__What is asked__
Type out every line below exactly as it reads.
** Begin Entries provided **
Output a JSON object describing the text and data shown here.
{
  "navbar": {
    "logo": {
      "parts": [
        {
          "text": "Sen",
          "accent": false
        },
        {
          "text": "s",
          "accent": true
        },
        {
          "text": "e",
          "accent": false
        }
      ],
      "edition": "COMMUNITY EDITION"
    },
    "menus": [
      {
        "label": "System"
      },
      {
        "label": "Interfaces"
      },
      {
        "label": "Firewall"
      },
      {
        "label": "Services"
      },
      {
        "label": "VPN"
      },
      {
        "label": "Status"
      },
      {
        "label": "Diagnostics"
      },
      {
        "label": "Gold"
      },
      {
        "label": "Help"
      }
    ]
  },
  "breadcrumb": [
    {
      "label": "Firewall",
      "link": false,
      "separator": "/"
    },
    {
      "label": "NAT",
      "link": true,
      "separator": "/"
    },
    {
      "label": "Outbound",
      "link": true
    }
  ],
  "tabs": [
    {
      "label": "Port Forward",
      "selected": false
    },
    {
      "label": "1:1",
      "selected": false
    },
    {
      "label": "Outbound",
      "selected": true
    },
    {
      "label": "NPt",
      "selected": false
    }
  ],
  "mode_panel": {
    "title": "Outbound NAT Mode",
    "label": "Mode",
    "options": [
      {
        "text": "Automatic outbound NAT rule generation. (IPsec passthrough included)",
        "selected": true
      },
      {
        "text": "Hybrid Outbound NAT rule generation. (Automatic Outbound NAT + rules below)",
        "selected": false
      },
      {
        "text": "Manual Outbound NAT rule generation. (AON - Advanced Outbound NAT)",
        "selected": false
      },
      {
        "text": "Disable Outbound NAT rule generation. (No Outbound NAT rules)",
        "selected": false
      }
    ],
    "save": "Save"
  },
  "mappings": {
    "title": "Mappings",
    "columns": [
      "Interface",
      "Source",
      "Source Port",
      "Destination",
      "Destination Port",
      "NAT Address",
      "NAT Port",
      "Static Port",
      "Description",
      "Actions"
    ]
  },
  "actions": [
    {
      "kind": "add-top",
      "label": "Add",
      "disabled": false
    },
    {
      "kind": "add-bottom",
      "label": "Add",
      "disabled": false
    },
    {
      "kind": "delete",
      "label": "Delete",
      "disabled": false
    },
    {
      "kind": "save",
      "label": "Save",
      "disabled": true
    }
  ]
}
** End Entries provided **
__Exercise answer__
Output a JSON object describing the text and data shown here.
{
  "navbar": {
    "logo": {
      "parts": [
        {
          "text": "Sen",
          "accent": false
        },
        {
          "text": "s",
          "accent": true
        },
        {
          "text": "e",
          "accent": false
        }
      ],
      "edition": "COMMUNITY EDITION"
    },
    "menus": [
      {
        "label": "System"
      },
      {
        "label": "Interfaces"
      },
      {
        "label": "Firewall"
      },
      {
        "label": "Services"
      },
      {
        "label": "VPN"
      },
      {
        "label": "Status"
      },
      {
        "label": "Diagnostics"
      },
      {
        "label": "Gold"
      },
      {
        "label": "Help"
      }
    ]
  },
  "breadcrumb": [
    {
      "label": "Firewall",
      "link": false,
      "separator": "/"
    },
    {
      "label": "NAT",
      "link": true,
      "separator": "/"
    },
    {
      "label": "Outbound",
      "link": true
    }
  ],
  "tabs": [
    {
      "label": "Port Forward",
      "selected": false
    },
    {
      "label": "1:1",
      "selected": false
    },
    {
      "label": "Outbound",
      "selected": true
    },
    {
      "label": "NPt",
      "selected": false
    }
  ],
  "mode_panel": {
    "title": "Outbound NAT Mode",
    "label": "Mode",
    "options": [
      {
        "text": "Automatic outbound NAT rule generation. (IPsec passthrough included)",
        "selected": true
      },
      {
        "text": "Hybrid Outbound NAT rule generation. (Automatic Outbound NAT + rules below)",
        "selected": false
      },
      {
        "text": "Manual Outbound NAT rule generation. (AON - Advanced Outbound NAT)",
        "selected": false
      },
      {
        "text": "Disable Outbound NAT rule generation. (No Outbound NAT rules)",
        "selected": false
      }
    ],
    "save": "Save"
  },
  "mappings": {
    "title": "Mappings",
    "columns": [
      "Interface",
      "Source",
      "Source Port",
      "Destination",
      "Destination Port",
      "NAT Address",
      "NAT Port",
      "Static Port",
      "Description",
      "Actions"
    ]
  },
  "actions": [
    {
      "kind": "add-top",
      "label": "Add",
      "disabled": false
    },
    {
      "kind": "add-bottom",
      "label": "Add",
      "disabled": false
    },
    {
      "kind": "delete",
      "label": "Delete",
      "disabled": false
    },
    {
      "kind": "save",
      "label": "Save",
      "disabled": true
    }
  ]
}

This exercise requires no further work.